* [DATASET ROWS]:
┄┄┄┄┄┄

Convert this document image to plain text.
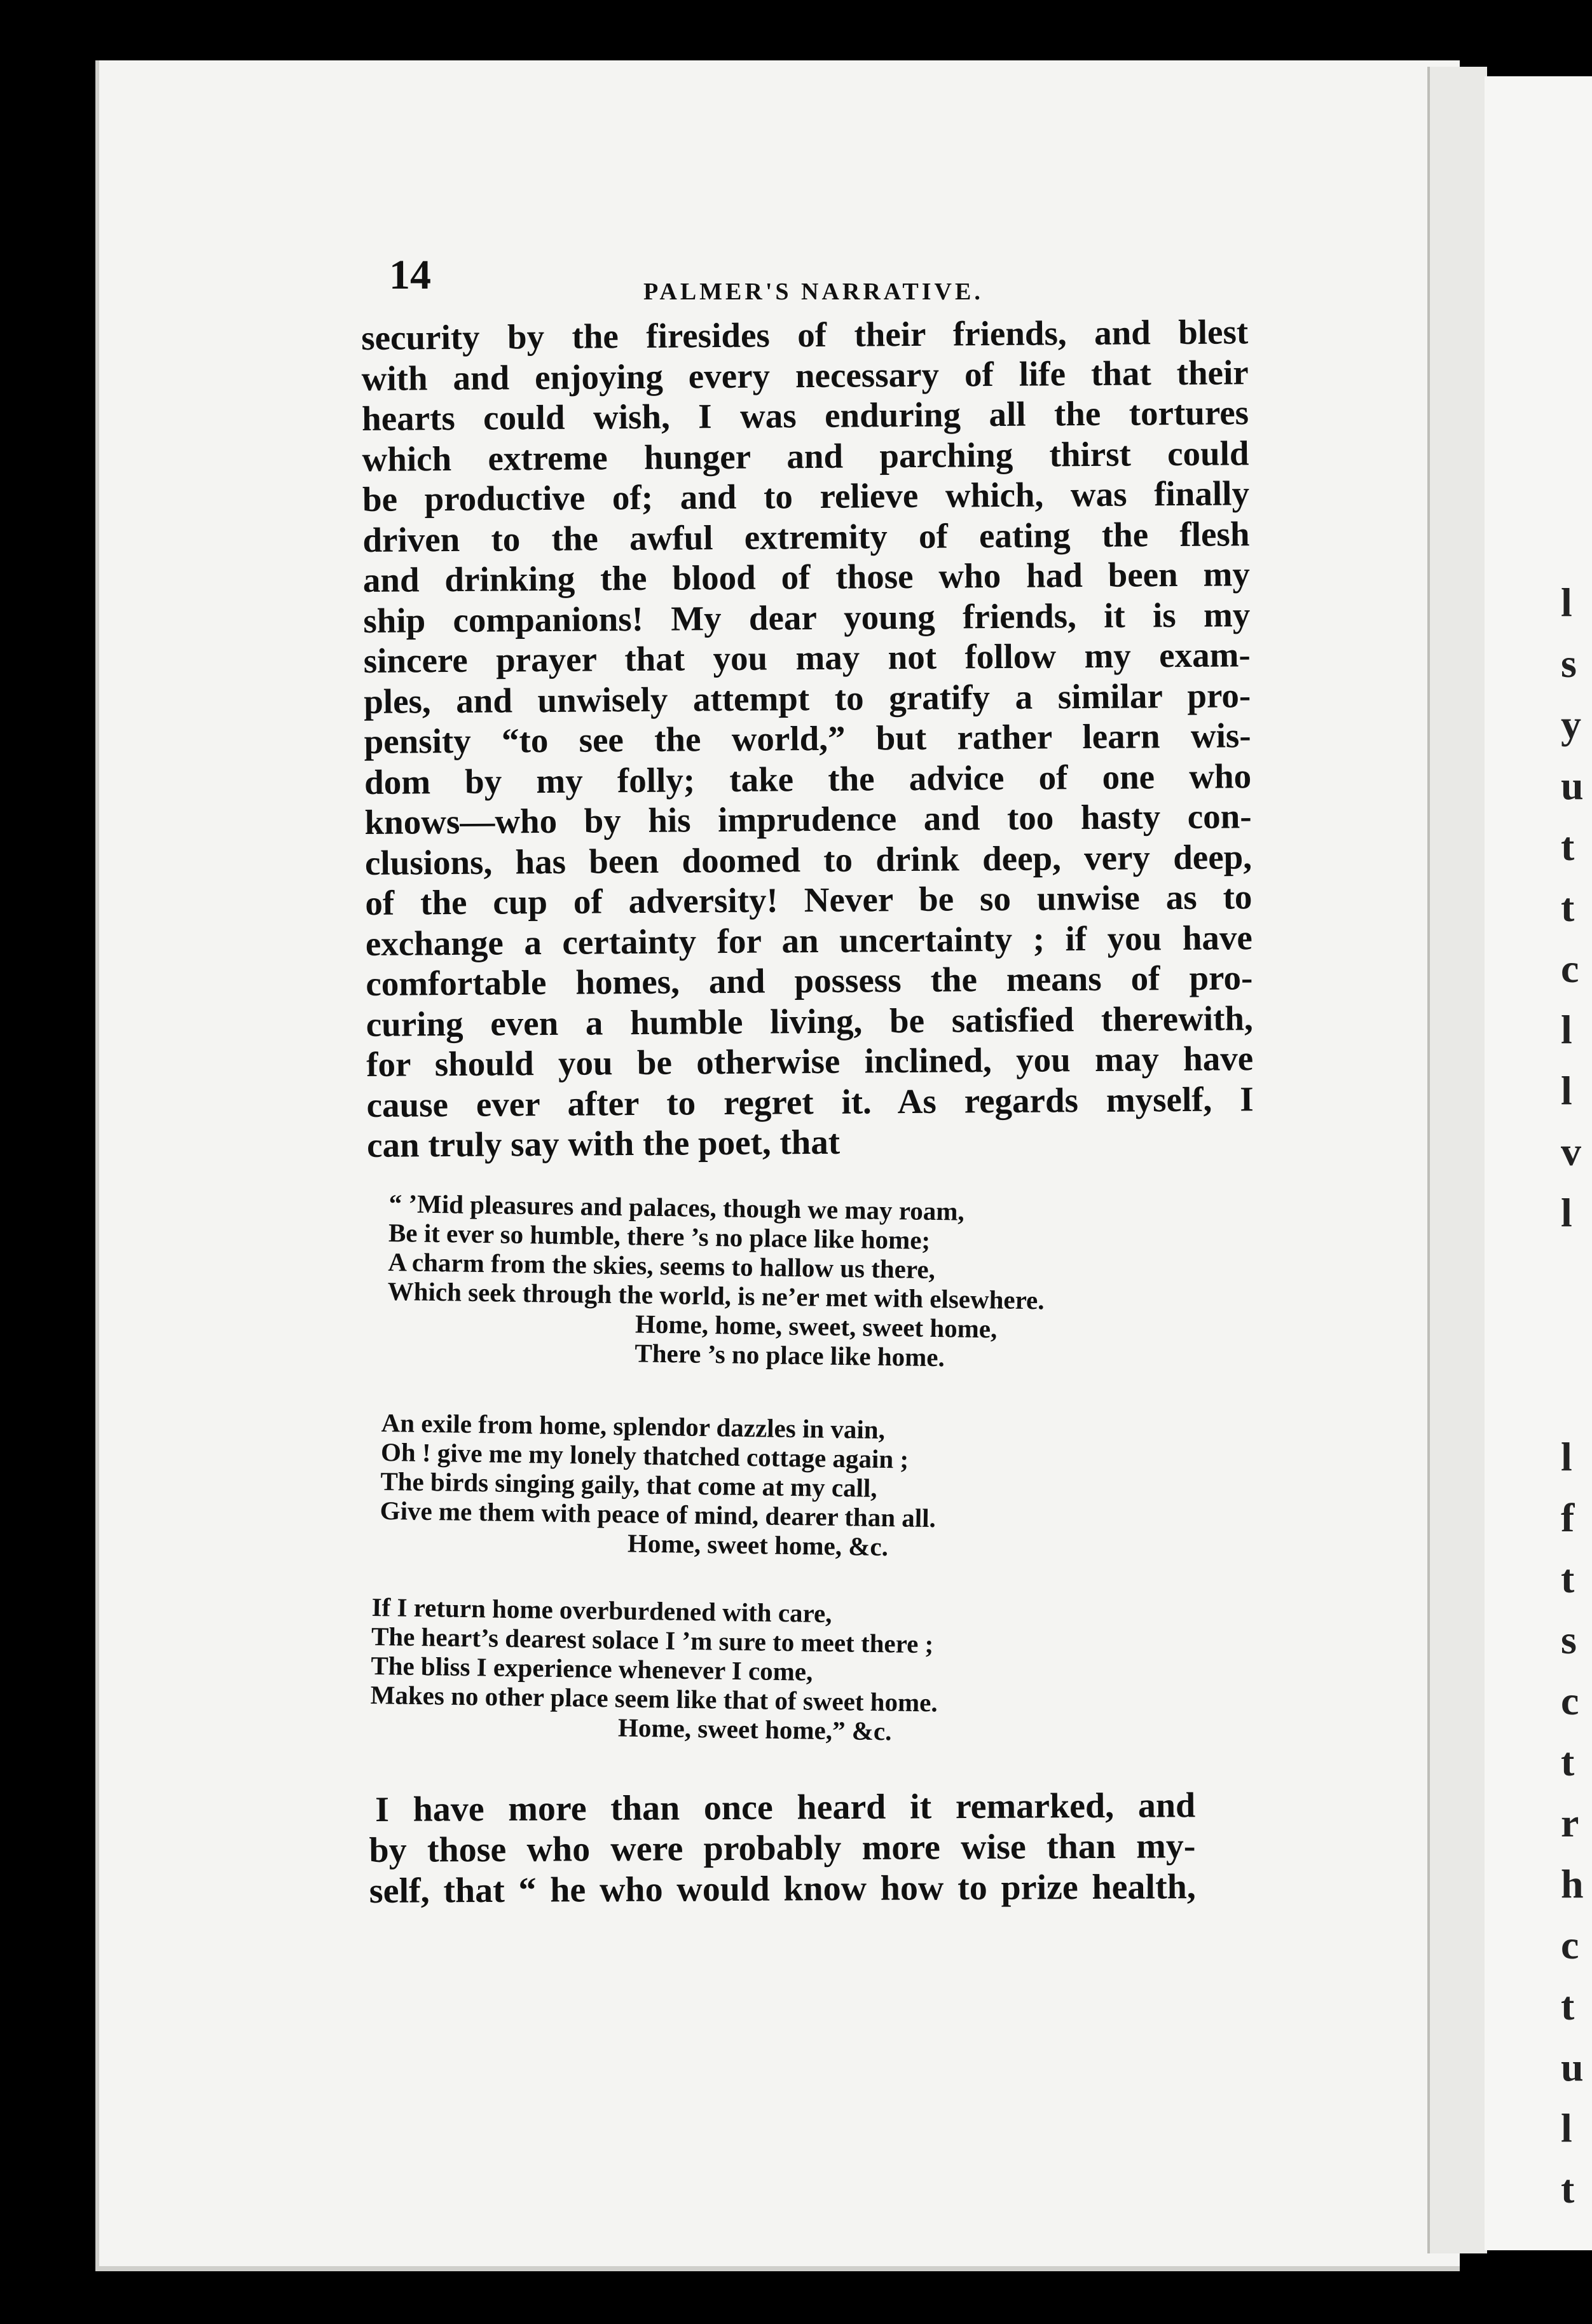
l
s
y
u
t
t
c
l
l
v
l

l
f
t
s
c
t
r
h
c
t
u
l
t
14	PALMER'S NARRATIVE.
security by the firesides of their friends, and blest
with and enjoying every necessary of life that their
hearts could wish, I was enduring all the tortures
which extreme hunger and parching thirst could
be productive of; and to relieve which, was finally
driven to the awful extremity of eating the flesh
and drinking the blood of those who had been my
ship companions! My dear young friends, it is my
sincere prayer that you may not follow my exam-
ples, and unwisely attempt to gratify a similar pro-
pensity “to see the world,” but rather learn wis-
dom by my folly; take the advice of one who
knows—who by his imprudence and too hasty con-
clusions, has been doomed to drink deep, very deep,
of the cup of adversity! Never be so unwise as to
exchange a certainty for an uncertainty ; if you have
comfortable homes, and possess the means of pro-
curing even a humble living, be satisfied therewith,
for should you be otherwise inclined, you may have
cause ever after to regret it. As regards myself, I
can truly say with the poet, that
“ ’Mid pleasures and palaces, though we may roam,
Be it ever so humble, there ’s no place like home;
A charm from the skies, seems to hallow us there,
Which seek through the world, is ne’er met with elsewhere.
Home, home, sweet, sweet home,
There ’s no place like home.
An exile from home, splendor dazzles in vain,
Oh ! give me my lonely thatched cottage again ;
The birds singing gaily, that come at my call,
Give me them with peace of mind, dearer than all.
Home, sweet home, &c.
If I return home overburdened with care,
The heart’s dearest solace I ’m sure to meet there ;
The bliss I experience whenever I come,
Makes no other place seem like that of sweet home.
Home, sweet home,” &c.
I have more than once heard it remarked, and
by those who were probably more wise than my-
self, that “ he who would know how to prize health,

┄┄┄┄┄┄

Filter for "their". Return all lines that hold it.

* [ANSWER TO THIS TASK]:
security by the firesides of their friends, and blest
with and enjoying every necessary of life that their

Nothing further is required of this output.